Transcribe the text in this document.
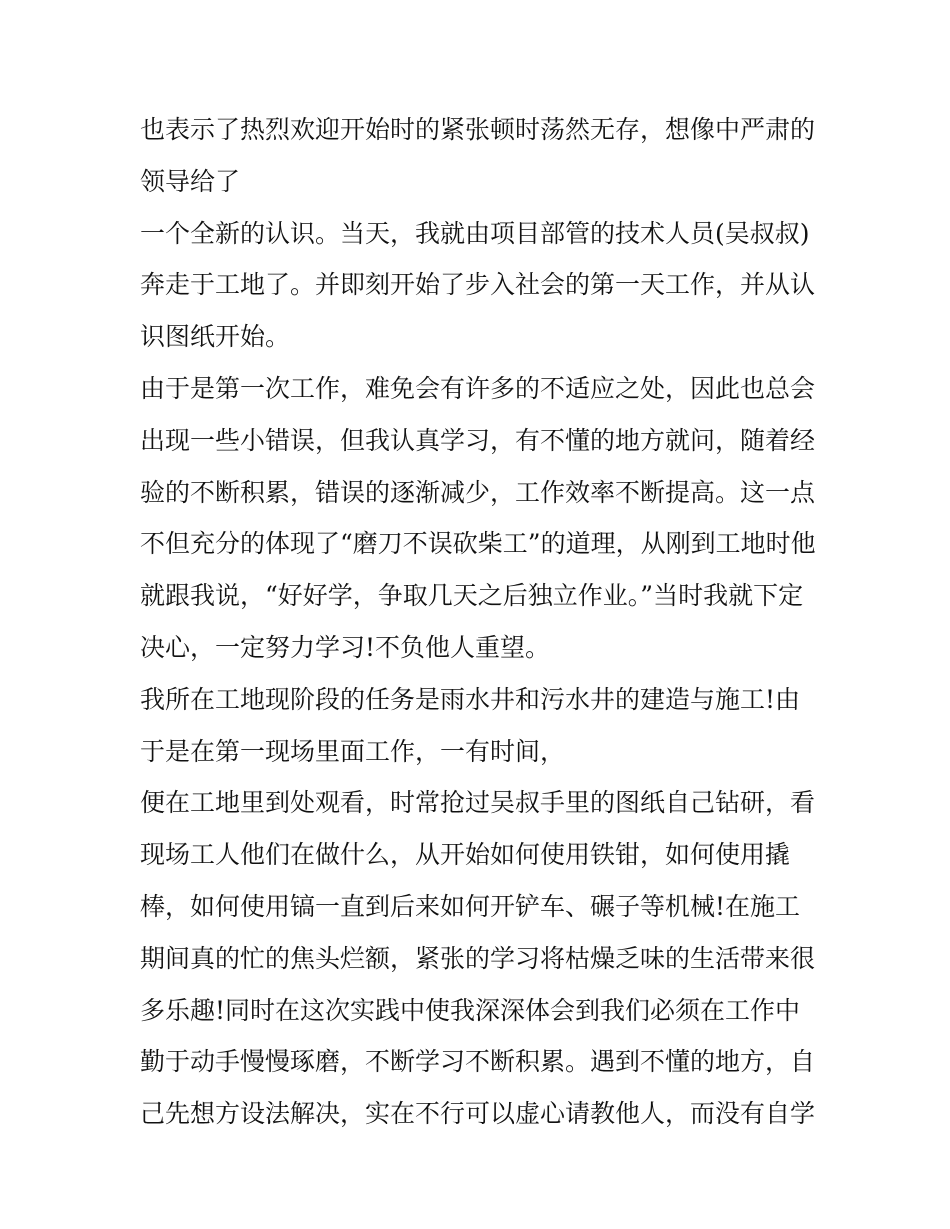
也表示了热烈欢迎开始时的紧张顿时荡然无存，想像中严肃的
领导给了
一个全新的认识。当天，我就由项目部管的技术人员(吴叔叔)
奔走于工地了。并即刻开始了步入社会的第一天工作，并从认
识图纸开始。
由于是第一次工作，难免会有许多的不适应之处，因此也总会
出现一些小错误，但我认真学习，有不懂的地方就问，随着经
验的不断积累，错误的逐渐减少，工作效率不断提高。这一点
不但充分的体现了“磨刀不误砍柴工”的道理，从刚到工地时他
就跟我说，“好好学，争取几天之后独立作业。”当时我就下定
决心，一定努力学习!不负他人重望。
我所在工地现阶段的任务是雨水井和污水井的建造与施工!由
于是在第一现场里面工作，一有时间，
便在工地里到处观看，时常抢过吴叔手里的图纸自己钻研，看
现场工人他们在做什么，从开始如何使用铁钳，如何使用撬
棒，如何使用镐一直到后来如何开铲车、碾子等机械!在施工
期间真的忙的焦头烂额，紧张的学习将枯燥乏味的生活带来很
多乐趣!同时在这次实践中使我深深体会到我们必须在工作中
勤于动手慢慢琢磨，不断学习不断积累。遇到不懂的地方，自
己先想方设法解决，实在不行可以虚心请教他人，而没有自学
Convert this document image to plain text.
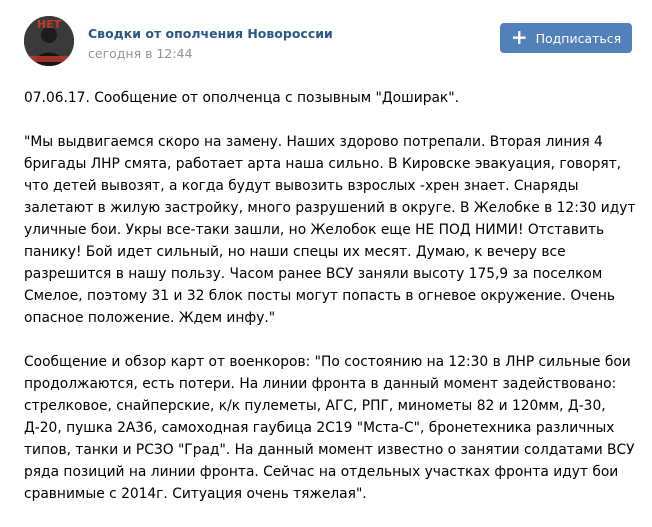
НЕТ
Сводки от ополчения Новороссии
сегодня в 12:44
+ Подписаться

07.06.17. Сообщение от ополченца с позывным "Доширак".

"Мы выдвигаемся скоро на замену. Наших здорово потрепали. Вторая линия 4 бригады ЛНР смята, работает арта наша сильно. В Кировске эвакуация, говорят, что детей вывозят, а когда будут вывозить взрослых -хрен знает. Снаряды залетают в жилую застройку, много разрушений в округе. В Желобке в 12:30 идут уличные бои. Укры все-таки зашли, но Желобок еще НЕ ПОД НИМИ! Отставить панику! Бой идет сильный, но наши спецы их месят. Думаю, к вечеру все разрешится в нашу пользу. Часом ранее ВСУ заняли высоту 175,9 за поселком Смелое, поэтому 31 и 32 блок посты могут попасть в огневое окружение. Очень опасное положение. Ждем инфу."

Сообщение и обзор карт от военкоров: "По состоянию на 12:30 в ЛНР сильные бои продолжаются, есть потери. На линии фронта в данный момент задействовано: стрелковое, снайперские, к/к пулеметы, АГС, РПГ, минометы 82 и 120мм, Д-30, Д-20, пушка 2А36, самоходная гаубица 2С19 "Мста-С", бронетехника различных типов, танки и РСЗО "Град". На данный момент известно о занятии солдатами ВСУ ряда позиций на линии фронта. Сейчас на отдельных участках фронта идут бои сравнимые с 2014г. Ситуация очень тяжелая".
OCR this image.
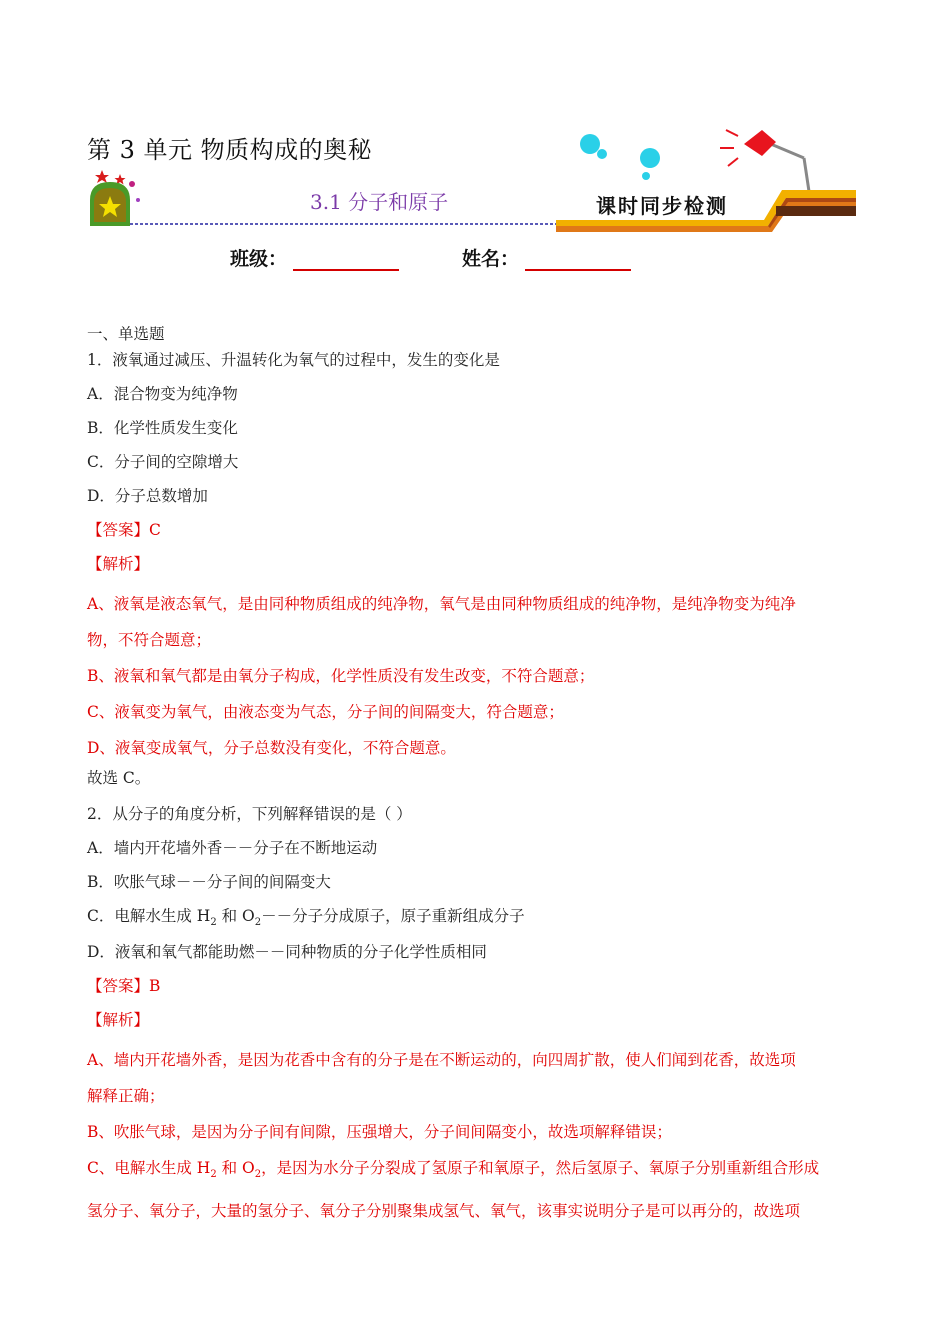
第 3 单元 物质构成的奥秘
3.1 分子和原子	课时同步检测
班级：	姓名：
一、单选题
1．液氧通过减压、升温转化为氧气的过程中，发生的变化是
A．混合物变为纯净物
B．化学性质发生变化
C．分子间的空隙增大
D．分子总数增加
【答案】C
【解析】
A、液氧是液态氧气，是由同种物质组成的纯净物，氧气是由同种物质组成的纯净物，是纯净物变为纯净
物，不符合题意；
B、液氧和氧气都是由氧分子构成，化学性质没有发生改变，不符合题意；
C、液氧变为氧气，由液态变为气态，分子间的间隔变大，符合题意；
D、液氧变成氧气，分子总数没有变化，不符合题意。
故选 C。
2．从分子的角度分析，下列解释错误的是（ ）
A．墙内开花墙外香－－分子在不断地运动
B．吹胀气球－－分子间的间隔变大
C．电解水生成 $H_2$ 和 $O_2--$分子分成原子，原子重新组成分子
D．液氧和氧气都能助燃－－同种物质的分子化学性质相同
【答案】B
【解析】
A、墙内开花墙外香，是因为花香中含有的分子是在不断运动的，向四周扩散，使人们闻到花香，故选项
解释正确；
B、吹胀气球，是因为分子间有间隙，压强增大，分子间间隔变小，故选项解释错误；
C、电解水生成 $H_2$ 和 $O_2$，是因为水分子分裂成了氢原子和氧原子，然后氢原子、氧原子分别重新组合形成
氢分子、氧分子，大量的氢分子、氧分子分别聚集成氢气、氧气，该事实说明分子是可以再分的，故选项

※ ※ ※

WORK TO DO. Retype the records exactly. Any image in them should not appear in what you write.

FULL SOLUTION.
Transcribe the text in this document.
也表示了热烈欢迎开始时的紧张顿时荡然无存，想像中严肃的
领导给了
一个全新的认识。当天，我就由项目部管的技术人员(吴叔叔)
奔走于工地了。并即刻开始了步入社会的第一天工作，并从认
识图纸开始。
由于是第一次工作，难免会有许多的不适应之处，因此也总会
出现一些小错误，但我认真学习，有不懂的地方就问，随着经
验的不断积累，错误的逐渐减少，工作效率不断提高。这一点
不但充分的体现了“磨刀不误砍柴工”的道理，从刚到工地时他
就跟我说，“好好学，争取几天之后独立作业。”当时我就下定
决心，一定努力学习!不负他人重望。
我所在工地现阶段的任务是雨水井和污水井的建造与施工!由
于是在第一现场里面工作，一有时间，
便在工地里到处观看，时常抢过吴叔手里的图纸自己钻研，看
现场工人他们在做什么，从开始如何使用铁钳，如何使用撬
棒，如何使用镐一直到后来如何开铲车、碾子等机械!在施工
期间真的忙的焦头烂额，紧张的学习将枯燥乏味的生活带来很
多乐趣!同时在这次实践中使我深深体会到我们必须在工作中
勤于动手慢慢琢磨，不断学习不断积累。遇到不懂的地方，自
己先想方设法解决，实在不行可以虚心请教他人，而没有自学
Convert this document image to plain text.
НЕТ
Сводки от ополчения Новороссии
сегодня в 12:44
+ Подписаться

07.06.17. Сообщение от ополченца с позывным "Доширак".

"Мы выдвигаемся скоро на замену. Наших здорово потрепали. Вторая линия 4 бригады ЛНР смята, работает арта наша сильно. В Кировске эвакуация, говорят, что детей вывозят, а когда будут вывозить взрослых -хрен знает. Снаряды залетают в жилую застройку, много разрушений в округе. В Желобке в 12:30 идут уличные бои. Укры все-таки зашли, но Желобок еще НЕ ПОД НИМИ! Отставить панику! Бой идет сильный, но наши спецы их месят. Думаю, к вечеру все разрешится в нашу пользу. Часом ранее ВСУ заняли высоту 175,9 за поселком Смелое, поэтому 31 и 32 блок посты могут попасть в огневое окружение. Очень опасное положение. Ждем инфу."

Сообщение и обзор карт от военкоров: "По состоянию на 12:30 в ЛНР сильные бои продолжаются, есть потери. На линии фронта в данный момент задействовано: стрелковое, снайперские, к/к пулеметы, АГС, РПГ, минометы 82 и 120мм, Д-30, Д-20, пушка 2А36, самоходная гаубица 2С19 "Мста-С", бронетехника различных типов, танки и РСЗО "Град". На данный момент известно о занятии солдатами ВСУ ряда позиций на линии фронта. Сейчас на отдельных участках фронта идут бои сравнимые с 2014г. Ситуация очень тяжелая".
OCR this image.
第 3 单元 物质构成的奥秘
3.1 分子和原子	课时同步检测
班级：	姓名：
一、单选题
1．液氧通过减压、升温转化为氧气的过程中，发生的变化是
A．混合物变为纯净物
B．化学性质发生变化
C．分子间的空隙增大
D．分子总数增加
【答案】C
【解析】
A、液氧是液态氧气，是由同种物质组成的纯净物，氧气是由同种物质组成的纯净物，是纯净物变为纯净
物，不符合题意；
B、液氧和氧气都是由氧分子构成，化学性质没有发生改变，不符合题意；
C、液氧变为氧气，由液态变为气态，分子间的间隔变大，符合题意；
D、液氧变成氧气，分子总数没有变化，不符合题意。
故选 C。
2．从分子的角度分析，下列解释错误的是（ ）
A．墙内开花墙外香－－分子在不断地运动
B．吹胀气球－－分子间的间隔变大
C．电解水生成 $H_2$ 和 $O_2--$分子分成原子，原子重新组成分子
D．液氧和氧气都能助燃－－同种物质的分子化学性质相同
【答案】B
【解析】
A、墙内开花墙外香，是因为花香中含有的分子是在不断运动的，向四周扩散，使人们闻到花香，故选项
解释正确；
B、吹胀气球，是因为分子间有间隙，压强增大，分子间间隔变小，故选项解释错误；
C、电解水生成 $H_2$ 和 $O_2$，是因为水分子分裂成了氢原子和氧原子，然后氢原子、氧原子分别重新组合形成
氢分子、氧分子，大量的氢分子、氧分子分别聚集成氢气、氧气，该事实说明分子是可以再分的，故选项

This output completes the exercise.